Go through the records and copy each line where the word "title" occurs.
═══ PROVIDED MATERIAL ═══
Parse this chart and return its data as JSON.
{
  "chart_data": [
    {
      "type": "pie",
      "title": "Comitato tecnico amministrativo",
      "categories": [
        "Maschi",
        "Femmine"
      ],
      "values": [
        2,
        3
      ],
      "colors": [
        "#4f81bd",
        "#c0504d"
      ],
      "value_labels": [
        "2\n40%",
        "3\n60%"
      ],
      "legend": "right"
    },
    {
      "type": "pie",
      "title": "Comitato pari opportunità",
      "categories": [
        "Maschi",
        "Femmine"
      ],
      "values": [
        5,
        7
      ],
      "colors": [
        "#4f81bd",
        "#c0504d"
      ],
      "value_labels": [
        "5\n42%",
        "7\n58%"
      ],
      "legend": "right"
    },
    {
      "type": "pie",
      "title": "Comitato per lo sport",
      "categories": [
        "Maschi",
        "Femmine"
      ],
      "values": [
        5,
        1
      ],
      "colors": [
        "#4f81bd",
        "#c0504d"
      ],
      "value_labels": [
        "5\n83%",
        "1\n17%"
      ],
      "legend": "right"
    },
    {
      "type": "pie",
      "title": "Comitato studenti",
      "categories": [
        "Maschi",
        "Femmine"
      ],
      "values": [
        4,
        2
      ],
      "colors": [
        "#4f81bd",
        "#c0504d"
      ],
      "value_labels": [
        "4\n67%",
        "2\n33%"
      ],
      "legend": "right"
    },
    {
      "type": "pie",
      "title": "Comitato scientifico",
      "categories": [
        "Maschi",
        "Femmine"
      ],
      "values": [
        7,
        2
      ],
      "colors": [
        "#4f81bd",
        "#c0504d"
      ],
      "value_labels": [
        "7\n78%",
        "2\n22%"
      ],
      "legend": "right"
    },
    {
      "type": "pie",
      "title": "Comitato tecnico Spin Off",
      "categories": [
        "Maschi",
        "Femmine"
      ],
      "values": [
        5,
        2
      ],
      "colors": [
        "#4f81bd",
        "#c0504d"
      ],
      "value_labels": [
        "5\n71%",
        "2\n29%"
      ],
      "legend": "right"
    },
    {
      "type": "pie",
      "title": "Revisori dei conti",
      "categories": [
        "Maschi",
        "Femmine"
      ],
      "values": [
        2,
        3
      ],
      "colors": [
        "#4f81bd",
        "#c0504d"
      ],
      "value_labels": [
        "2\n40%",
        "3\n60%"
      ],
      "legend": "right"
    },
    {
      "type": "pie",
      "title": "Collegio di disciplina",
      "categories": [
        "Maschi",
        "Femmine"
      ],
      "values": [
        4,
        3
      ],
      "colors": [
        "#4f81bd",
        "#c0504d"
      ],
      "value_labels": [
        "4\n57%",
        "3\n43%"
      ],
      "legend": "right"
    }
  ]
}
═══
> **RESULT OF THIS EXERCISE**:
      "title": "Comitato tecnico amministrativo",
      "title": "Comitato pari opportunità",
      "title": "Comitato per lo sport",
      "title": "Comitato studenti",
      "title": "Comitato scientifico",
      "title": "Comitato tecnico Spin Off",
      "title": "Revisori dei conti",
      "title": "Collegio di disciplina",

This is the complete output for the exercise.